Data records
-.-.-

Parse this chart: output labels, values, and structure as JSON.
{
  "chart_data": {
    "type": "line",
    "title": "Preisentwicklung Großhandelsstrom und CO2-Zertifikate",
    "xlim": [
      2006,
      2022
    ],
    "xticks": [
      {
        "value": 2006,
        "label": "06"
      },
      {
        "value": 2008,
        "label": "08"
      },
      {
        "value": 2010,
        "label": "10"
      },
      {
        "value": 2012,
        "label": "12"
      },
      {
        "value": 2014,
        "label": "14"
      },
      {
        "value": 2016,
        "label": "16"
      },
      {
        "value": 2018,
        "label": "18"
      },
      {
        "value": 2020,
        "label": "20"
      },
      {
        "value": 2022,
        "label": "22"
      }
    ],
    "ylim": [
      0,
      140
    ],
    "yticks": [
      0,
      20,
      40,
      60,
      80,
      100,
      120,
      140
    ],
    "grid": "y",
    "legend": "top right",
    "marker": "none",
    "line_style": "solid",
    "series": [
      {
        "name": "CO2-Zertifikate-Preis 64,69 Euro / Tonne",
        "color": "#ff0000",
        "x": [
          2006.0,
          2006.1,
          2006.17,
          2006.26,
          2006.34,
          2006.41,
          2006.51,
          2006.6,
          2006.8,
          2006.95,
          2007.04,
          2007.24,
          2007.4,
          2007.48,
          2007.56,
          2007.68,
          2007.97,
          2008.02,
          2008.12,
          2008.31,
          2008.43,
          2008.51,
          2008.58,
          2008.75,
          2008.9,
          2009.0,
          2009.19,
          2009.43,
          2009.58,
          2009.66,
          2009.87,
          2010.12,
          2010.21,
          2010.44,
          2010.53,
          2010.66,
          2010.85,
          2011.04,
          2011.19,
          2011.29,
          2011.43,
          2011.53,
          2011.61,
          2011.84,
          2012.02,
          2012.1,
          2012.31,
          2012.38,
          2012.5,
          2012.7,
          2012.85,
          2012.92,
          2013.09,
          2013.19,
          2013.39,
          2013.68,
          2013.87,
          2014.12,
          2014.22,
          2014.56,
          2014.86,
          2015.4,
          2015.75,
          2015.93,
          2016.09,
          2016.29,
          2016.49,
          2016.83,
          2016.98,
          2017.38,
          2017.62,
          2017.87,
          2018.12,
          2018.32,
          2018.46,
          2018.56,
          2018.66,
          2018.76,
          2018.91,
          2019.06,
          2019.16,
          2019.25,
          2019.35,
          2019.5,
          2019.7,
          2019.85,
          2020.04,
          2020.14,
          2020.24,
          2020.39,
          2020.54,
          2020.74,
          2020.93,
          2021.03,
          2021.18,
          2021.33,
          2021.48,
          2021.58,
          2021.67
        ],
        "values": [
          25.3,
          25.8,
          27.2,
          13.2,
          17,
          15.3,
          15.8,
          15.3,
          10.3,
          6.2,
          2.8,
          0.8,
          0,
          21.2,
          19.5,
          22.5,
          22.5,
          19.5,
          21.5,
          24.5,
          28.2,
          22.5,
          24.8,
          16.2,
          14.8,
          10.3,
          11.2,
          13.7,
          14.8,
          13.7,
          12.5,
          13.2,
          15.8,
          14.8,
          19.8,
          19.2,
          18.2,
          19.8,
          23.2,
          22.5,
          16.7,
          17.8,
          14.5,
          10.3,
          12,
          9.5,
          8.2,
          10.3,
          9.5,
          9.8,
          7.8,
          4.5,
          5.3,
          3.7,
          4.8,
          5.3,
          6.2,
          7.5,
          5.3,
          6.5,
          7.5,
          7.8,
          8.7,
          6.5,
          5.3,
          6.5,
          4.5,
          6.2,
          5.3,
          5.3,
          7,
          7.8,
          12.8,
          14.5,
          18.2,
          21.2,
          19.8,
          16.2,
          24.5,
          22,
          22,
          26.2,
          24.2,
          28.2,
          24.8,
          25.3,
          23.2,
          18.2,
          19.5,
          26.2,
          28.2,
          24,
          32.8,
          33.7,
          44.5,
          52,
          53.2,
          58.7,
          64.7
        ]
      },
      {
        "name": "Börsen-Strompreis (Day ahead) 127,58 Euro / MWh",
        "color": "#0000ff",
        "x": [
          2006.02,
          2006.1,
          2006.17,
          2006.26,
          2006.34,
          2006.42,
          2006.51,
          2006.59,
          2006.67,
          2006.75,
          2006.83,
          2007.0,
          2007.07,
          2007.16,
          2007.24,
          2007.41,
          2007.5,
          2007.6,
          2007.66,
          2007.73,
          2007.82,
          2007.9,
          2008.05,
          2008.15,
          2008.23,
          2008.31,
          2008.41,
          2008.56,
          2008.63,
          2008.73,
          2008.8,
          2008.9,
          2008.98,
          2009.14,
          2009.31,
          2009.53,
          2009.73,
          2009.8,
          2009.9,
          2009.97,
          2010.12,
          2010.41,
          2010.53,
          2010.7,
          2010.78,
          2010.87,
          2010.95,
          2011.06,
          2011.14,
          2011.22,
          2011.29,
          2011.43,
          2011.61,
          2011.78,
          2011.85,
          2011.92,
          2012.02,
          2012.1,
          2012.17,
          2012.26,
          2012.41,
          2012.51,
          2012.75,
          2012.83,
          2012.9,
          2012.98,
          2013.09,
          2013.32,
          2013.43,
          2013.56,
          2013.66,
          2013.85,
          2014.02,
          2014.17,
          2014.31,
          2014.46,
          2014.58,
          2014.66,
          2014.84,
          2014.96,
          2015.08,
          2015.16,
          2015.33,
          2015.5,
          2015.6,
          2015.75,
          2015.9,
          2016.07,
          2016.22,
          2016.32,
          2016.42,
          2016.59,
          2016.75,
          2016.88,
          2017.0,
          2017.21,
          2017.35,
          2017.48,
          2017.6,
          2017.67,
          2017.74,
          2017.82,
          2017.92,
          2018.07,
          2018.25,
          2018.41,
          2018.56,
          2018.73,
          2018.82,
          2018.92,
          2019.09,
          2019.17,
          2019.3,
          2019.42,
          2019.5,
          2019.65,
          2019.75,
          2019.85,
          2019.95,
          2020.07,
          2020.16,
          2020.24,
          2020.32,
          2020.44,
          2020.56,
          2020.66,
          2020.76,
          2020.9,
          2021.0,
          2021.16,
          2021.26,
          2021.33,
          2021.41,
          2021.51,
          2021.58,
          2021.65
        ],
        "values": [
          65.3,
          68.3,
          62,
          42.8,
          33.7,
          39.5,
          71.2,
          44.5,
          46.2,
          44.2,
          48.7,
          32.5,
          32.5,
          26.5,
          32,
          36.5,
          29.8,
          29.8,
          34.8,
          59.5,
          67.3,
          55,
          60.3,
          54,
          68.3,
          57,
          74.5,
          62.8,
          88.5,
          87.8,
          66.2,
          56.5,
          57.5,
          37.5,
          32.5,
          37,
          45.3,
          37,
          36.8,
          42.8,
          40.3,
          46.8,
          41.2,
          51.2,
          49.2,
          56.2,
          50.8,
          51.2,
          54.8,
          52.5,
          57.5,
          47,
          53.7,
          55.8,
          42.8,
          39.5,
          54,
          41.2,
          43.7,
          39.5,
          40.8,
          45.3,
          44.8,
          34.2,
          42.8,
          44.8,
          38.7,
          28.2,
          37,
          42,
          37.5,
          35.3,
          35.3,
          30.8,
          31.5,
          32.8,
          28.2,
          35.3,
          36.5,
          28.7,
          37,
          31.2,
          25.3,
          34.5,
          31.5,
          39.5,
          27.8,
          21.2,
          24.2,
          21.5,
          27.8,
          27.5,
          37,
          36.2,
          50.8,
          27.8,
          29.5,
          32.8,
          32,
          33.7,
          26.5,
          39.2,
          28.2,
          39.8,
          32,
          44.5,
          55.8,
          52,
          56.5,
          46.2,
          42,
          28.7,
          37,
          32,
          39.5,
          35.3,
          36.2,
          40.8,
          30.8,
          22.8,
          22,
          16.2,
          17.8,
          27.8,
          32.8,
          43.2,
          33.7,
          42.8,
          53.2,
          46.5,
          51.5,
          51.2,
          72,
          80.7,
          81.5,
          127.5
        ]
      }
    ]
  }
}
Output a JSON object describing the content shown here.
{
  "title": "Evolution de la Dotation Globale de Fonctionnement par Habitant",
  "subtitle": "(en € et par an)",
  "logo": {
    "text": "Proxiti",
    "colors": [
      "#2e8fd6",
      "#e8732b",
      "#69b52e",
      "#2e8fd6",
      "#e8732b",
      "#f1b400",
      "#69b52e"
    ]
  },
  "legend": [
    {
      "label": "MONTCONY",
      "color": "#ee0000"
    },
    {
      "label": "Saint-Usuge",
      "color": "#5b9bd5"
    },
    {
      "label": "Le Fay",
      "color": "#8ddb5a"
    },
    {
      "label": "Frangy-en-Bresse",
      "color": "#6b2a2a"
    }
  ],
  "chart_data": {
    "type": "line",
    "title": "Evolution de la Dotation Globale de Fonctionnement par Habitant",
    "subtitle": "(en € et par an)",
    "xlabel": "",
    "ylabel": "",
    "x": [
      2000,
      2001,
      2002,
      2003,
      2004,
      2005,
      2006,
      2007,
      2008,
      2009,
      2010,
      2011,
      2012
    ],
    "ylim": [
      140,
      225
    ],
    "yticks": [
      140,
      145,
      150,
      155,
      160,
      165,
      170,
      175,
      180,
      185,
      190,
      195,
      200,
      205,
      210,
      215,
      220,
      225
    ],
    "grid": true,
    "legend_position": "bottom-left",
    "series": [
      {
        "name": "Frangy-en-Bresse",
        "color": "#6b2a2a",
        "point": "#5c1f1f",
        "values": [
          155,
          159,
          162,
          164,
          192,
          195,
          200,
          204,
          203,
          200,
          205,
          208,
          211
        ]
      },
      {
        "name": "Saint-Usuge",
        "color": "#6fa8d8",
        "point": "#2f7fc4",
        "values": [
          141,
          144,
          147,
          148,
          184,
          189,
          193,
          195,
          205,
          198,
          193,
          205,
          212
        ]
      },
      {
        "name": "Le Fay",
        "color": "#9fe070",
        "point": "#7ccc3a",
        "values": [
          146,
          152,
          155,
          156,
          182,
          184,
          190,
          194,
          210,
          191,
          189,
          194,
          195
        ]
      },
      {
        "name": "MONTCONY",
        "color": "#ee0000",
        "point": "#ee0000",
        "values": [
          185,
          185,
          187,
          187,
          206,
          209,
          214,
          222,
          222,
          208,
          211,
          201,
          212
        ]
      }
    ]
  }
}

-.-.-

_Requirement_
Only lines holding the string "Frangy" are wanted; gather each one from the entries above.

_The result_
      "label": "Frangy-en-Bresse",
        "name": "Frangy-en-Bresse",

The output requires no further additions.